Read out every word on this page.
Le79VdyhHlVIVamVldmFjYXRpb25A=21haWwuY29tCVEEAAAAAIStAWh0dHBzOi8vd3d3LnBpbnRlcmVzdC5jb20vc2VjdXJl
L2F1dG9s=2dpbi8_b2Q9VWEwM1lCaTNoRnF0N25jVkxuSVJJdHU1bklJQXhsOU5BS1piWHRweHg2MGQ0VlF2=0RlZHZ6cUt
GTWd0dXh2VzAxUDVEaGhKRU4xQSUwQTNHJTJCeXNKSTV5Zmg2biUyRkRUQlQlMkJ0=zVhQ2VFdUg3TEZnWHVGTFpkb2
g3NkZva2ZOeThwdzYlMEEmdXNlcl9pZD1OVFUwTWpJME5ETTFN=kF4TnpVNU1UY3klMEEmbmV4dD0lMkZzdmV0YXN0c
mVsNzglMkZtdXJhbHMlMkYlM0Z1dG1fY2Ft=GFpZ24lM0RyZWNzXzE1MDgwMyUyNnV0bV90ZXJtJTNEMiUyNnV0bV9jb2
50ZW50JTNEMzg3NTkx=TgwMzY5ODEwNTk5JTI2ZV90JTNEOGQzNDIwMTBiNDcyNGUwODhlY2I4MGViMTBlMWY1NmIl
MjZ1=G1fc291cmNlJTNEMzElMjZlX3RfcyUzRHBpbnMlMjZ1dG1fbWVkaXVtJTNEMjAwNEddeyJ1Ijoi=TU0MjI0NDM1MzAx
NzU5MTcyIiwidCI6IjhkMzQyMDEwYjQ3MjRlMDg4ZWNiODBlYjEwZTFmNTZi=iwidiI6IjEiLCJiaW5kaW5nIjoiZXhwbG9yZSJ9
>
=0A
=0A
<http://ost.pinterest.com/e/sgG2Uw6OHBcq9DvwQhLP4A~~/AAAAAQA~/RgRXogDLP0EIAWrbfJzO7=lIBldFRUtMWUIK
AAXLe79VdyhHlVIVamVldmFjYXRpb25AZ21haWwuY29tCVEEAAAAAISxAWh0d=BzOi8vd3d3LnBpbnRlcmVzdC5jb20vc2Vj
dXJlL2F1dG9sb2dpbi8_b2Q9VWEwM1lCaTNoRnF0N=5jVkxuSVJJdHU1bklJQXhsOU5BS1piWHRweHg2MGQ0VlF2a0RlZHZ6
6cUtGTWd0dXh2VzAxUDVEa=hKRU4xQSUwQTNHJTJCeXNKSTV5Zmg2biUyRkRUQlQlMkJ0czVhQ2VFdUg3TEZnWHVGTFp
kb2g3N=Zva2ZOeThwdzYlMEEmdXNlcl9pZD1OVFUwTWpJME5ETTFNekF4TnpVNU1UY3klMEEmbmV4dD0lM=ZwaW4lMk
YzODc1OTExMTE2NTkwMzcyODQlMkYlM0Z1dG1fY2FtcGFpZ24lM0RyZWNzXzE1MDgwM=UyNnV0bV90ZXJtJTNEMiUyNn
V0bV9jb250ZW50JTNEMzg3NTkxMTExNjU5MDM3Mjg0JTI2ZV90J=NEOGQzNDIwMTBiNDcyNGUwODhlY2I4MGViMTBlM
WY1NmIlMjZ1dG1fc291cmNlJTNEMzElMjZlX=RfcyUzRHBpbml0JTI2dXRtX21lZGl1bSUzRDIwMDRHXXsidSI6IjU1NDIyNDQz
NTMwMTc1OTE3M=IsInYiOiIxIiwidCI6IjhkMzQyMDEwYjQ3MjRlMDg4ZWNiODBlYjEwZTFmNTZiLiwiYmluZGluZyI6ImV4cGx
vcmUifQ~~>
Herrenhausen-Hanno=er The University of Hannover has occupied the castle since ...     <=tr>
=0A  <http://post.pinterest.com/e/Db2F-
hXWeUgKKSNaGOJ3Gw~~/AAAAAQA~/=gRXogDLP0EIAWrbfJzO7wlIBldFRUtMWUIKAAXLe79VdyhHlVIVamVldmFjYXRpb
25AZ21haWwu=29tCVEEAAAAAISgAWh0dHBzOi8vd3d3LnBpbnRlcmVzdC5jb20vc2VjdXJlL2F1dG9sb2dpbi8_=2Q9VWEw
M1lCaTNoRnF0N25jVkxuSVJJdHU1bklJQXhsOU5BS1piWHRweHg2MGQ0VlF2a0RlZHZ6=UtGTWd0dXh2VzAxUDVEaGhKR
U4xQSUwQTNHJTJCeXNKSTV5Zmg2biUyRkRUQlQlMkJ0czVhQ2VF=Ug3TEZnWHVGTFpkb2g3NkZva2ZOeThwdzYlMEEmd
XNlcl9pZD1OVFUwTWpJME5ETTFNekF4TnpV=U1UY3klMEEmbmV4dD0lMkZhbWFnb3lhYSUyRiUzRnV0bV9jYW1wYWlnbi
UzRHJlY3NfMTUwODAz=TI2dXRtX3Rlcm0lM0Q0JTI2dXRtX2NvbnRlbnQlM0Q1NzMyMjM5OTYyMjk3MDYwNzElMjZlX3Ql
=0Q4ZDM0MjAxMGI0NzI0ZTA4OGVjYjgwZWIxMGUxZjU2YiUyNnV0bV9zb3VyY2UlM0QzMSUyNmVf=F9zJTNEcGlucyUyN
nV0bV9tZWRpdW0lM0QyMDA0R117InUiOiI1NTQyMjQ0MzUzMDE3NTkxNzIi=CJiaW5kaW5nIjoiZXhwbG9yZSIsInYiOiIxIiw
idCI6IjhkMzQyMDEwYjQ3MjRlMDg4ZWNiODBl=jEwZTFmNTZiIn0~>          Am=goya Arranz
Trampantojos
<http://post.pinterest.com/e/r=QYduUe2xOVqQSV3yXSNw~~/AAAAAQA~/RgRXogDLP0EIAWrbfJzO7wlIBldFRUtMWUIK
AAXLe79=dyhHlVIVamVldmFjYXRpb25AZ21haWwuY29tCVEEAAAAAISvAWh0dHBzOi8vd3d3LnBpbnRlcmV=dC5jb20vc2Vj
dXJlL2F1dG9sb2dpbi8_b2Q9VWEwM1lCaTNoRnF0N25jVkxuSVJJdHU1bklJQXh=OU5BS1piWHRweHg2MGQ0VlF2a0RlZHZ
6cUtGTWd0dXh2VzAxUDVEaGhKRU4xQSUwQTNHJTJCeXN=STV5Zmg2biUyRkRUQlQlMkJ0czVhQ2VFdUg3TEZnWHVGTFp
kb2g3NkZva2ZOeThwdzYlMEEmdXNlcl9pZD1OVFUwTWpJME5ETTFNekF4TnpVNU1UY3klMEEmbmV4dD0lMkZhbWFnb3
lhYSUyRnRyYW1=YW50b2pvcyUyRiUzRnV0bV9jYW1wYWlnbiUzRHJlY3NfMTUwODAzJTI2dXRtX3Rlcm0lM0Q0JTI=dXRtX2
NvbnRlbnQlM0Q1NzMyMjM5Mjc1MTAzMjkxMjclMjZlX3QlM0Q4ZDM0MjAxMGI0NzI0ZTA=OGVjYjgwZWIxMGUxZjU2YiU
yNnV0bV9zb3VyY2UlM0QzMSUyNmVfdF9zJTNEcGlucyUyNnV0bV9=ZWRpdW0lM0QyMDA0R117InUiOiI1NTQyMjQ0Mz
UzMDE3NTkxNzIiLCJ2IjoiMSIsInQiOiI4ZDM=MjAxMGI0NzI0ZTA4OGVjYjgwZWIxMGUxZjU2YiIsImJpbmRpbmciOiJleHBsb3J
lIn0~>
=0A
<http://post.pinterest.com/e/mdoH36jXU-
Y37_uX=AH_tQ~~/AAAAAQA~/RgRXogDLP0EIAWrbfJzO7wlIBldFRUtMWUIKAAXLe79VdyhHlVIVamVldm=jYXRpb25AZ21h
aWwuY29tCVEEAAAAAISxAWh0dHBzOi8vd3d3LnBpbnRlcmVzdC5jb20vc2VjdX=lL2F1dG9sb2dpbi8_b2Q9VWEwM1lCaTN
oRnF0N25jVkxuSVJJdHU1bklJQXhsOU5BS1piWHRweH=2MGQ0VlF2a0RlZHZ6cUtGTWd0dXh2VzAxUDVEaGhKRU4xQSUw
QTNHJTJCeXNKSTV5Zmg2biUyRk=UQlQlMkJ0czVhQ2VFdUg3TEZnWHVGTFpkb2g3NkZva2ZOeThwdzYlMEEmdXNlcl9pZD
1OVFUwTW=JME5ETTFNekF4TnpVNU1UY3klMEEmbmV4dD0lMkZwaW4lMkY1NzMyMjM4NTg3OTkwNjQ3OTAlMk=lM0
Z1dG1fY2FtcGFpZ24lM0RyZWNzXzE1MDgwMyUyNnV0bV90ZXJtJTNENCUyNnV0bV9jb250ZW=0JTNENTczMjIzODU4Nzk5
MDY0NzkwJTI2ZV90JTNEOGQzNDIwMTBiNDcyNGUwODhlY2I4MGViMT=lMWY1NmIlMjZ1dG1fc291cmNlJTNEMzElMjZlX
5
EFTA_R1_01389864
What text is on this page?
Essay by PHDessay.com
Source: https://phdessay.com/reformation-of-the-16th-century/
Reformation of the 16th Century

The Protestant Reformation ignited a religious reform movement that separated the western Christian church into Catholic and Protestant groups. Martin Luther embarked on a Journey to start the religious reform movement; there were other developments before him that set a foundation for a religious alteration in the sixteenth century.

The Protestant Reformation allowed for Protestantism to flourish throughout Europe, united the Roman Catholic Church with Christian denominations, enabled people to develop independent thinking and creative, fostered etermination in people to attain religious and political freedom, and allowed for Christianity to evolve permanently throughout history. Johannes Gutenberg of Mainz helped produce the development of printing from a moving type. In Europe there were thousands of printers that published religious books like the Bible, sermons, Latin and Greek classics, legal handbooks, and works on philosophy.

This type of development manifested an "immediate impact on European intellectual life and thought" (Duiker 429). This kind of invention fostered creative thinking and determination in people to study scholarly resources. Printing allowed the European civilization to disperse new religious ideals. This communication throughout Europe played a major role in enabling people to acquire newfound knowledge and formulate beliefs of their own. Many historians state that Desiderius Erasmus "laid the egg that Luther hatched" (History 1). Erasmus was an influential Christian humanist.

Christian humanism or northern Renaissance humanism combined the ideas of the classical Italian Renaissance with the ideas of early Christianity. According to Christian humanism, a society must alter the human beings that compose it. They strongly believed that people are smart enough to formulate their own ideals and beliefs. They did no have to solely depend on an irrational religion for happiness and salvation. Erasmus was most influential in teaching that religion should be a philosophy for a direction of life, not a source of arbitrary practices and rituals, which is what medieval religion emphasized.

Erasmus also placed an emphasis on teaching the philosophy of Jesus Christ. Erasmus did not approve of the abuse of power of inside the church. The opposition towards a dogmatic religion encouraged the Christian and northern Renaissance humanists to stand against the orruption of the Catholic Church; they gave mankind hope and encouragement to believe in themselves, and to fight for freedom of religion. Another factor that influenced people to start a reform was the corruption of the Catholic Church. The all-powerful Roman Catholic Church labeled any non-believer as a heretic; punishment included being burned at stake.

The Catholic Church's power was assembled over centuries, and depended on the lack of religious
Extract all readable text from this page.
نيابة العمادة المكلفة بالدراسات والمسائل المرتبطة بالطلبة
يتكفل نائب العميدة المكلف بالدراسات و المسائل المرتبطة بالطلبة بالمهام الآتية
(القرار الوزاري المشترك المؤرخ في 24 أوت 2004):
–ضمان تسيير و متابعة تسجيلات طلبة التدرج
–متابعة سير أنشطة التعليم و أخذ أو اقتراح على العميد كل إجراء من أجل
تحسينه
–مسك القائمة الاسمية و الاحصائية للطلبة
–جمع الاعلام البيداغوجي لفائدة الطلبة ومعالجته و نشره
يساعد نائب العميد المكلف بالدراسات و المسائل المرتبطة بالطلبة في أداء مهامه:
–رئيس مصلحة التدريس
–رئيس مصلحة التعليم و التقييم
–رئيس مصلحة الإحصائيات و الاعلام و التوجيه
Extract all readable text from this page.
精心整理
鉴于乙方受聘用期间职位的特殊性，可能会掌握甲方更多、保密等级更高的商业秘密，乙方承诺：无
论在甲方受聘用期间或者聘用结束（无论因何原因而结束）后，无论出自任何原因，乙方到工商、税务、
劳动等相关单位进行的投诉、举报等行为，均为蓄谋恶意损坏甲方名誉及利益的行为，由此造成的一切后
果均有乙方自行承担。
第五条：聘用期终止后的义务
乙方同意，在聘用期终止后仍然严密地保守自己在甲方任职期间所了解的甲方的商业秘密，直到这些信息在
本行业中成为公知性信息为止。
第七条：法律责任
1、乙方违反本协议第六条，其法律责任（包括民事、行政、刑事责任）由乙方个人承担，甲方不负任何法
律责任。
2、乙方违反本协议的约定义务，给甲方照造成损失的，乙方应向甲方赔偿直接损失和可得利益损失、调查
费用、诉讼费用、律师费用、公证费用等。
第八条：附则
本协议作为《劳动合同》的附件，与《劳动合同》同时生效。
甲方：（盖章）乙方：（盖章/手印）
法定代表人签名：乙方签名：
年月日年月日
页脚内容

------------

EXERCISE GOAL: How many lines in the data contain the string "page"? Respond with the number only.

RESULT OF THIS EXERCISE: 4